━━ TEXT UNDER STUDY ━━

A tweet by an anonymous pro-regime account threatening Ghasseminejad with abduction in Persian: “It is time to place Saeed Ghasseminejad in a gunnysack and bring him to Iran to face trial; just like Ruhollah Zam.”
Ghasseminejad’s reaction to the threatening tweet and its endorsement by an academic in Mission Viejo, CA.

In August 2020, an Iranian-American women’s rights activist, Masih Alinejad was threatened with abduction – gagged and handcuffed –  by a Tehran-based, pro-regime “journalist,” Ali Dalirian. Dalirian works closely with the Islamic Republic’s Foreign Minister, Mohammad Javad Zarif. Alinejad whose brother has been sentenced to 8 years in prison for refusing to turn his sister in to regime authorities, reacted in a Persian tweet, “those who threaten me with abduction on official government networks should know that one day their criminal leader Ali Khamenei will be extradited to international courts.”

A tweet by a Tehran-based journalist close to the regime’s Foreign Minister, Mohammad Javad Zarif. In Persian: “A day will come when “M.A.” (Masih Alinejad) is brought over [to Iran] gagged and handcuffed.”
Alinejad’s reaction to the ominous tweet. In Persian: “those who threaten me with abduction on official government networks should know that one day their criminal leader Ali Khamenei will be extradited to international courts.”

The threats of abduction began shortly after a journalist and vocal regime critic, Ruhollah Zam, was lured into Iraq in October 2019 on false pretenses, only to be abducted and transported to Iran by the Islamic Revolutionary Guard Corps. After a series of broadcast confessions on the Islamic Republic’s state-run television, Zam was convicted by the Revolutionary Court in June 2020 of enticing the 2017 nationwide anti-regime protests in Iran and sentenced to death . Zam’s execution is imminent.

━━━
━━ RECORD SET ━━

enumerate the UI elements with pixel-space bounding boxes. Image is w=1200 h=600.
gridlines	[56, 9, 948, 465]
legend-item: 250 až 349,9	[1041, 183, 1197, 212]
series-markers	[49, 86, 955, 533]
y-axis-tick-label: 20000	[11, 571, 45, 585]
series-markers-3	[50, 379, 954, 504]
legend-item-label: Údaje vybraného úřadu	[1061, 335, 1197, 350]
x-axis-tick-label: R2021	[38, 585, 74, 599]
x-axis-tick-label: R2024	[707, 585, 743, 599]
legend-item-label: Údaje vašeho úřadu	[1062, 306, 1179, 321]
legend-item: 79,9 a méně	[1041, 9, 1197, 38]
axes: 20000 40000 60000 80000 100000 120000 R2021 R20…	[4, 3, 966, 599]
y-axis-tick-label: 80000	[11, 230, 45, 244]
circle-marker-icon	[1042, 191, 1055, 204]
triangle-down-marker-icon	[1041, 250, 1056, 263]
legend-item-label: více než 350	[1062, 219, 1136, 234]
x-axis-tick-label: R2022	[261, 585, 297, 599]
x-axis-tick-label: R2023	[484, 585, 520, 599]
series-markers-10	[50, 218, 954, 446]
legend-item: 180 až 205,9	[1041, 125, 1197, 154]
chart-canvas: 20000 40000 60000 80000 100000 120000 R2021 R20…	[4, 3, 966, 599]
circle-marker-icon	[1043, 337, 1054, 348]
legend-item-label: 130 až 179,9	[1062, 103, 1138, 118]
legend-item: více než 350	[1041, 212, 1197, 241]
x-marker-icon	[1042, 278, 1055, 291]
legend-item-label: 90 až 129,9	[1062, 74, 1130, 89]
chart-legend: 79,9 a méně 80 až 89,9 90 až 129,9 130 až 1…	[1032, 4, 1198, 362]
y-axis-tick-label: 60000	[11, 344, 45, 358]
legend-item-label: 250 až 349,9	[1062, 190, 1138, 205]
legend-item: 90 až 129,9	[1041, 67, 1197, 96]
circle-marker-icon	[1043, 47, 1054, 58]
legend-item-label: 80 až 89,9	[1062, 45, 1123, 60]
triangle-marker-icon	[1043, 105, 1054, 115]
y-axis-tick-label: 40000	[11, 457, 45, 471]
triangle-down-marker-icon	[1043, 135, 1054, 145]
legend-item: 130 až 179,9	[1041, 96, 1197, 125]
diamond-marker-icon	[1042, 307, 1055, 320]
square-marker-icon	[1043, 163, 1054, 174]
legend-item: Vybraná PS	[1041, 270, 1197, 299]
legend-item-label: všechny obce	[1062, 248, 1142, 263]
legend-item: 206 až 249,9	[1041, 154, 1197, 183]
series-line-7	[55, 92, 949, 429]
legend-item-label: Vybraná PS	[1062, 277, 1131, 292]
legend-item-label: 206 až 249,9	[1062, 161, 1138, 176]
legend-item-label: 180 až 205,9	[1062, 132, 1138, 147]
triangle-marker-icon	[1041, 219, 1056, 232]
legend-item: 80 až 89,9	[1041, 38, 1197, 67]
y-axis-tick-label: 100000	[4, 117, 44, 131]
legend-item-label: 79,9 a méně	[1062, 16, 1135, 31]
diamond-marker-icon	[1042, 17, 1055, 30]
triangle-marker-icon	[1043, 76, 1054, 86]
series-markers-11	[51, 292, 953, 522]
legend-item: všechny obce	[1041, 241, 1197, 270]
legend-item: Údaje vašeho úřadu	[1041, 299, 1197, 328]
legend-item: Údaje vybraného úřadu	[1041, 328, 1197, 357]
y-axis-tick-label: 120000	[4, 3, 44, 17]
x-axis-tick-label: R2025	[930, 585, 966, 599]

━━━

### STUDY QUESTIONS
**1)** In the text on abduction threats, translate this sentence into Spanish: "Dalirian works closely with the Islamic Republic’s Foreign Minister, Mohammad Javad Zarif."
**2)** According to the text on abduction threats, in what month and year was Ruhollah Zam lured into Iraq?
**3)** Continue the text on abduction threats, starting after its last sentence.
The material stands apart from the text on abduction threats.

### SOLVED PROBLEMS
**1)** Dalirian trabaja estrechamente con el ministro de Relaciones Exteriores de la República Islámica, Mohammad Javad Zarif.

**2)** October 2019.

**3)**
Ruhollah Zam in an undated photo on trial in Tehran.

The culmination of these threats on social media might be the recent murder in Toronto of Mehdi Amin, a 58-year-old Iranian-Canadian dissident and vocal detractor of the Islamic Republic lobby enterprise in North America, including NIAC. Although the perpetrator has not been apprehended and the investigation is ongoing, there is high speculation that he was assassinated by regime’s henchmen in Canada due to his anti-regime activities and criticism of the regime’s lobby groups.

Mehdi Amin in an undated photo holding the official flag of Iran.
Mehdi Amin (left) joining fellow Iranian dissidents in Washington DC protesting against the National Iranian American Council, the regime’s lobby in the US.
July 19, 2019

Earlier this year, a video clip was published on social media showing Iranian dissidents confronting a regime supporter in Canada. He is clearly heard saying, “the IRGC will show you.”

An Islamic Republic regime supporter threatening Iranian dissidents in Canada, saying, “the IRGC will show you.”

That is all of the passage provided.